## GIVEN PROBLEM
Repeat the lines that follow, leaving nothing out.

## PROVIDED DATA
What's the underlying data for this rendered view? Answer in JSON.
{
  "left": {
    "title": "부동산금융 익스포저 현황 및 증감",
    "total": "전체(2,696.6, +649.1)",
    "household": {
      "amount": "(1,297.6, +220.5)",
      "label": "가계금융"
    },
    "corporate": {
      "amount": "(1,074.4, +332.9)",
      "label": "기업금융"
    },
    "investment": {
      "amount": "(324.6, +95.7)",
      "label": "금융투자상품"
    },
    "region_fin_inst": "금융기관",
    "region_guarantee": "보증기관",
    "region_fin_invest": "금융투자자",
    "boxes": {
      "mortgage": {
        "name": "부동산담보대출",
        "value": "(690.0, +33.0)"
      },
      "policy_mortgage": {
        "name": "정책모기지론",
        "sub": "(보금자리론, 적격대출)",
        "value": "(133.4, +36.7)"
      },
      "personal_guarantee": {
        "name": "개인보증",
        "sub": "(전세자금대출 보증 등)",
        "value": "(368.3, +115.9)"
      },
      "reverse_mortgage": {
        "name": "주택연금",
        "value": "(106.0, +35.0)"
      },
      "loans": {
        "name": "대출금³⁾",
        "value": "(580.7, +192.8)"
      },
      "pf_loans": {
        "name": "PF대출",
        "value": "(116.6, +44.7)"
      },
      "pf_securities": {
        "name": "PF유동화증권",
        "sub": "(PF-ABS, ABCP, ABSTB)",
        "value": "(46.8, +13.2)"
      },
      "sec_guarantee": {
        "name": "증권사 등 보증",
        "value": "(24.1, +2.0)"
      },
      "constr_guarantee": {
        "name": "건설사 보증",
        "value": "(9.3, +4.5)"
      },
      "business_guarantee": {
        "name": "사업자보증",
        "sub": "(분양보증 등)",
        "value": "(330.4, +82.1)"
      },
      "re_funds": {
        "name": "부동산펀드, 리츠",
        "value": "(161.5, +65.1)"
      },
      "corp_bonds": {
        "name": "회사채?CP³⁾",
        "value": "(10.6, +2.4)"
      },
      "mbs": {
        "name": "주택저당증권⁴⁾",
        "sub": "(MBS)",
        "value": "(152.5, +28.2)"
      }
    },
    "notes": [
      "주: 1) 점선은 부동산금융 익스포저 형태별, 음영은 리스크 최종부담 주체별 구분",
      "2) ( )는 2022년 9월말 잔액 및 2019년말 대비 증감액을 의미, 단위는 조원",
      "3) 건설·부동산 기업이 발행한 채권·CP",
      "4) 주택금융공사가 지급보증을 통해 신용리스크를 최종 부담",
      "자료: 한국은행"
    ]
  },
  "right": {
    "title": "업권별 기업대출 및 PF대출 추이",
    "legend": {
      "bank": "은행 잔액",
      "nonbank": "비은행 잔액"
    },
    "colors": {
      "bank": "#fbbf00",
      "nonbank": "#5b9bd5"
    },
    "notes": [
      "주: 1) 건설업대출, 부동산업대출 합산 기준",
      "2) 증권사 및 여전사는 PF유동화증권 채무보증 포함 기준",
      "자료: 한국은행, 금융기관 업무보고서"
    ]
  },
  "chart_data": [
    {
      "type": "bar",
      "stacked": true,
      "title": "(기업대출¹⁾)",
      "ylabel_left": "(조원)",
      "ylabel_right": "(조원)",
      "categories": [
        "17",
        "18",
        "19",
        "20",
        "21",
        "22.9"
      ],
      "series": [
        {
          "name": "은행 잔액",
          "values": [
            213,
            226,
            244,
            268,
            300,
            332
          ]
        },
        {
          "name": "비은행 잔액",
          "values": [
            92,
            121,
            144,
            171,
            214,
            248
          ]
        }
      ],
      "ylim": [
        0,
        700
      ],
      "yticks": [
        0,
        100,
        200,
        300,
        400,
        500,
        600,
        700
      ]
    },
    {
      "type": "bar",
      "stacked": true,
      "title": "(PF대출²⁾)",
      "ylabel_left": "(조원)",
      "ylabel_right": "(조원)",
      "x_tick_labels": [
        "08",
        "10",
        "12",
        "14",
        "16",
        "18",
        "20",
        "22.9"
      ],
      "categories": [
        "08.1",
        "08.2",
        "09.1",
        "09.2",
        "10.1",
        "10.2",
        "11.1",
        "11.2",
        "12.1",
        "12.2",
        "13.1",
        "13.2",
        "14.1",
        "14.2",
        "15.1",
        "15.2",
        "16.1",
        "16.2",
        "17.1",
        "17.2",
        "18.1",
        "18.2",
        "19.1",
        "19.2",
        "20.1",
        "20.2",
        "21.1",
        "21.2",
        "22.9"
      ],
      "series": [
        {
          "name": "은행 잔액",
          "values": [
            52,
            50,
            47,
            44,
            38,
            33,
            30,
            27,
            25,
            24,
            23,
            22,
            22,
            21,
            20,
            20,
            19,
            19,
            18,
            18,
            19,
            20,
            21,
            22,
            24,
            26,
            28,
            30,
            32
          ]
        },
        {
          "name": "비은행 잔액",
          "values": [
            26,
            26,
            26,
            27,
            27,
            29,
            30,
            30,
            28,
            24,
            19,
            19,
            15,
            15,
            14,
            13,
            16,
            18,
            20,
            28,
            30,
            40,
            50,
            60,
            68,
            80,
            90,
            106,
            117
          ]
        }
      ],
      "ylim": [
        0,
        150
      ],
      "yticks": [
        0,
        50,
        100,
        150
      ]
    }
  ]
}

## THE SOLUTION
What's the underlying data for this rendered view? Answer in JSON.
{
  "left": {
    "title": "부동산금융 익스포저 현황 및 증감",
    "total": "전체(2,696.6, +649.1)",
    "household": {
      "amount": "(1,297.6, +220.5)",
      "label": "가계금융"
    },
    "corporate": {
      "amount": "(1,074.4, +332.9)",
      "label": "기업금융"
    },
    "investment": {
      "amount": "(324.6, +95.7)",
      "label": "금융투자상품"
    },
    "region_fin_inst": "금융기관",
    "region_guarantee": "보증기관",
    "region_fin_invest": "금융투자자",
    "boxes": {
      "mortgage": {
        "name": "부동산담보대출",
        "value": "(690.0, +33.0)"
      },
      "policy_mortgage": {
        "name": "정책모기지론",
        "sub": "(보금자리론, 적격대출)",
        "value": "(133.4, +36.7)"
      },
      "personal_guarantee": {
        "name": "개인보증",
        "sub": "(전세자금대출 보증 등)",
        "value": "(368.3, +115.9)"
      },
      "reverse_mortgage": {
        "name": "주택연금",
        "value": "(106.0, +35.0)"
      },
      "loans": {
        "name": "대출금³⁾",
        "value": "(580.7, +192.8)"
      },
      "pf_loans": {
        "name": "PF대출",
        "value": "(116.6, +44.7)"
      },
      "pf_securities": {
        "name": "PF유동화증권",
        "sub": "(PF-ABS, ABCP, ABSTB)",
        "value": "(46.8, +13.2)"
      },
      "sec_guarantee": {
        "name": "증권사 등 보증",
        "value": "(24.1, +2.0)"
      },
      "constr_guarantee": {
        "name": "건설사 보증",
        "value": "(9.3, +4.5)"
      },
      "business_guarantee": {
        "name": "사업자보증",
        "sub": "(분양보증 등)",
        "value": "(330.4, +82.1)"
      },
      "re_funds": {
        "name": "부동산펀드, 리츠",
        "value": "(161.5, +65.1)"
      },
      "corp_bonds": {
        "name": "회사채?CP³⁾",
        "value": "(10.6, +2.4)"
      },
      "mbs": {
        "name": "주택저당증권⁴⁾",
        "sub": "(MBS)",
        "value": "(152.5, +28.2)"
      }
    },
    "notes": [
      "주: 1) 점선은 부동산금융 익스포저 형태별, 음영은 리스크 최종부담 주체별 구분",
      "2) ( )는 2022년 9월말 잔액 및 2019년말 대비 증감액을 의미, 단위는 조원",
      "3) 건설·부동산 기업이 발행한 채권·CP",
      "4) 주택금융공사가 지급보증을 통해 신용리스크를 최종 부담",
      "자료: 한국은행"
    ]
  },
  "right": {
    "title": "업권별 기업대출 및 PF대출 추이",
    "legend": {
      "bank": "은행 잔액",
      "nonbank": "비은행 잔액"
    },
    "colors": {
      "bank": "#fbbf00",
      "nonbank": "#5b9bd5"
    },
    "notes": [
      "주: 1) 건설업대출, 부동산업대출 합산 기준",
      "2) 증권사 및 여전사는 PF유동화증권 채무보증 포함 기준",
      "자료: 한국은행, 금융기관 업무보고서"
    ]
  },
  "chart_data": [
    {
      "type": "bar",
      "stacked": true,
      "title": "(기업대출¹⁾)",
      "ylabel_left": "(조원)",
      "ylabel_right": "(조원)",
      "categories": [
        "17",
        "18",
        "19",
        "20",
        "21",
        "22.9"
      ],
      "series": [
        {
          "name": "은행 잔액",
          "values": [
            213,
            226,
            244,
            268,
            300,
            332
          ]
        },
        {
          "name": "비은행 잔액",
          "values": [
            92,
            121,
            144,
            171,
            214,
            248
          ]
        }
      ],
      "ylim": [
        0,
        700
      ],
      "yticks": [
        0,
        100,
        200,
        300,
        400,
        500,
        600,
        700
      ]
    },
    {
      "type": "bar",
      "stacked": true,
      "title": "(PF대출²⁾)",
      "ylabel_left": "(조원)",
      "ylabel_right": "(조원)",
      "x_tick_labels": [
        "08",
        "10",
        "12",
        "14",
        "16",
        "18",
        "20",
        "22.9"
      ],
      "categories": [
        "08.1",
        "08.2",
        "09.1",
        "09.2",
        "10.1",
        "10.2",
        "11.1",
        "11.2",
        "12.1",
        "12.2",
        "13.1",
        "13.2",
        "14.1",
        "14.2",
        "15.1",
        "15.2",
        "16.1",
        "16.2",
        "17.1",
        "17.2",
        "18.1",
        "18.2",
        "19.1",
        "19.2",
        "20.1",
        "20.2",
        "21.1",
        "21.2",
        "22.9"
      ],
      "series": [
        {
          "name": "은행 잔액",
          "values": [
            52,
            50,
            47,
            44,
            38,
            33,
            30,
            27,
            25,
            24,
            23,
            22,
            22,
            21,
            20,
            20,
            19,
            19,
            18,
            18,
            19,
            20,
            21,
            22,
            24,
            26,
            28,
            30,
            32
          ]
        },
        {
          "name": "비은행 잔액",
          "values": [
            26,
            26,
            26,
            27,
            27,
            29,
            30,
            30,
            28,
            24,
            19,
            19,
            15,
            15,
            14,
            13,
            16,
            18,
            20,
            28,
            30,
            40,
            50,
            60,
            68,
            80,
            90,
            106,
            117
          ]
        }
      ],
      "ylim": [
        0,
        150
      ],
      "yticks": [
        0,
        50,
        100,
        150
      ]
    }
  ]
}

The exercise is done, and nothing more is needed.